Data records
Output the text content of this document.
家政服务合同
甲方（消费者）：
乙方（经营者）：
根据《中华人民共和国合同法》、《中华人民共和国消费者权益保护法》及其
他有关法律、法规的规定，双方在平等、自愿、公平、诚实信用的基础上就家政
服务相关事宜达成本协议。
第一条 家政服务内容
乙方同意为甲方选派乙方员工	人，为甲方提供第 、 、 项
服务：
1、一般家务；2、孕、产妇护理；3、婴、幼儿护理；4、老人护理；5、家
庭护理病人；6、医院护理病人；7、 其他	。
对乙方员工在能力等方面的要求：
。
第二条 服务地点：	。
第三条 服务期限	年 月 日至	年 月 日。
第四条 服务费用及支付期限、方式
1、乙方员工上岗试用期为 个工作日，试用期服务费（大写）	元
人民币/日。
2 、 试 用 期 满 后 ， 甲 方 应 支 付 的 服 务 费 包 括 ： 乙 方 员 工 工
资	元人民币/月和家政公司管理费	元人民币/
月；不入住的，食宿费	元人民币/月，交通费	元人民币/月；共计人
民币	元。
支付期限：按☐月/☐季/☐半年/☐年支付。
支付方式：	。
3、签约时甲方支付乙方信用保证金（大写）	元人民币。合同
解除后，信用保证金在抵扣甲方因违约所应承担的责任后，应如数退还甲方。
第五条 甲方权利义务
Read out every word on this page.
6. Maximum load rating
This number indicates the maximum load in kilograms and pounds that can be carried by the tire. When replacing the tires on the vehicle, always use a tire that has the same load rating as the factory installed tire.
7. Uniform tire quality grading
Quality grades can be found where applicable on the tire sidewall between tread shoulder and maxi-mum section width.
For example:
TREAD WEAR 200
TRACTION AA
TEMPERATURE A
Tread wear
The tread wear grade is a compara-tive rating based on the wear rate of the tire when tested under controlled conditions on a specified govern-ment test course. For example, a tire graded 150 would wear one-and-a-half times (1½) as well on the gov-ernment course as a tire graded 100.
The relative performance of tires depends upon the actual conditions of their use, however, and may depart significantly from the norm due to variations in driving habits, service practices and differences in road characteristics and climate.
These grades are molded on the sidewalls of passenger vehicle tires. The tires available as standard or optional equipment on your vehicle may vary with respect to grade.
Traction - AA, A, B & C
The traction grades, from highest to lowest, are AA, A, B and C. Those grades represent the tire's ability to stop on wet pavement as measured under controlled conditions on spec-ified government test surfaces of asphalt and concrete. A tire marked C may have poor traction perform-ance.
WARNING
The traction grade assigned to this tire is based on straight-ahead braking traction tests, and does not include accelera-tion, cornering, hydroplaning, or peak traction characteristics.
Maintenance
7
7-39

Written exercise:
The records above should be returned exactly.

Expected output:
Output the text content of this document.
家政服务合同
甲方（消费者）：
乙方（经营者）：
根据《中华人民共和国合同法》、《中华人民共和国消费者权益保护法》及其
他有关法律、法规的规定，双方在平等、自愿、公平、诚实信用的基础上就家政
服务相关事宜达成本协议。
第一条 家政服务内容
乙方同意为甲方选派乙方员工	人，为甲方提供第 、 、 项
服务：
1、一般家务；2、孕、产妇护理；3、婴、幼儿护理；4、老人护理；5、家
庭护理病人；6、医院护理病人；7、 其他	。
对乙方员工在能力等方面的要求：
。
第二条 服务地点：	。
第三条 服务期限	年 月 日至	年 月 日。
第四条 服务费用及支付期限、方式
1、乙方员工上岗试用期为 个工作日，试用期服务费（大写）	元
人民币/日。
2 、 试 用 期 满 后 ， 甲 方 应 支 付 的 服 务 费 包 括 ： 乙 方 员 工 工
资	元人民币/月和家政公司管理费	元人民币/
月；不入住的，食宿费	元人民币/月，交通费	元人民币/月；共计人
民币	元。
支付期限：按☐月/☐季/☐半年/☐年支付。
支付方式：	。
3、签约时甲方支付乙方信用保证金（大写）	元人民币。合同
解除后，信用保证金在抵扣甲方因违约所应承担的责任后，应如数退还甲方。
第五条 甲方权利义务
Read out every word on this page.
6. Maximum load rating
This number indicates the maximum load in kilograms and pounds that can be carried by the tire. When replacing the tires on the vehicle, always use a tire that has the same load rating as the factory installed tire.
7. Uniform tire quality grading
Quality grades can be found where applicable on the tire sidewall between tread shoulder and maxi-mum section width.
For example:
TREAD WEAR 200
TRACTION AA
TEMPERATURE A
Tread wear
The tread wear grade is a compara-tive rating based on the wear rate of the tire when tested under controlled conditions on a specified govern-ment test course. For example, a tire graded 150 would wear one-and-a-half times (1½) as well on the gov-ernment course as a tire graded 100.
The relative performance of tires depends upon the actual conditions of their use, however, and may depart significantly from the norm due to variations in driving habits, service practices and differences in road characteristics and climate.
These grades are molded on the sidewalls of passenger vehicle tires. The tires available as standard or optional equipment on your vehicle may vary with respect to grade.
Traction - AA, A, B & C
The traction grades, from highest to lowest, are AA, A, B and C. Those grades represent the tire's ability to stop on wet pavement as measured under controlled conditions on spec-ified government test surfaces of asphalt and concrete. A tire marked C may have poor traction perform-ance.
WARNING
The traction grade assigned to this tire is based on straight-ahead braking traction tests, and does not include accelera-tion, cornering, hydroplaning, or peak traction characteristics.
Maintenance
7
7-39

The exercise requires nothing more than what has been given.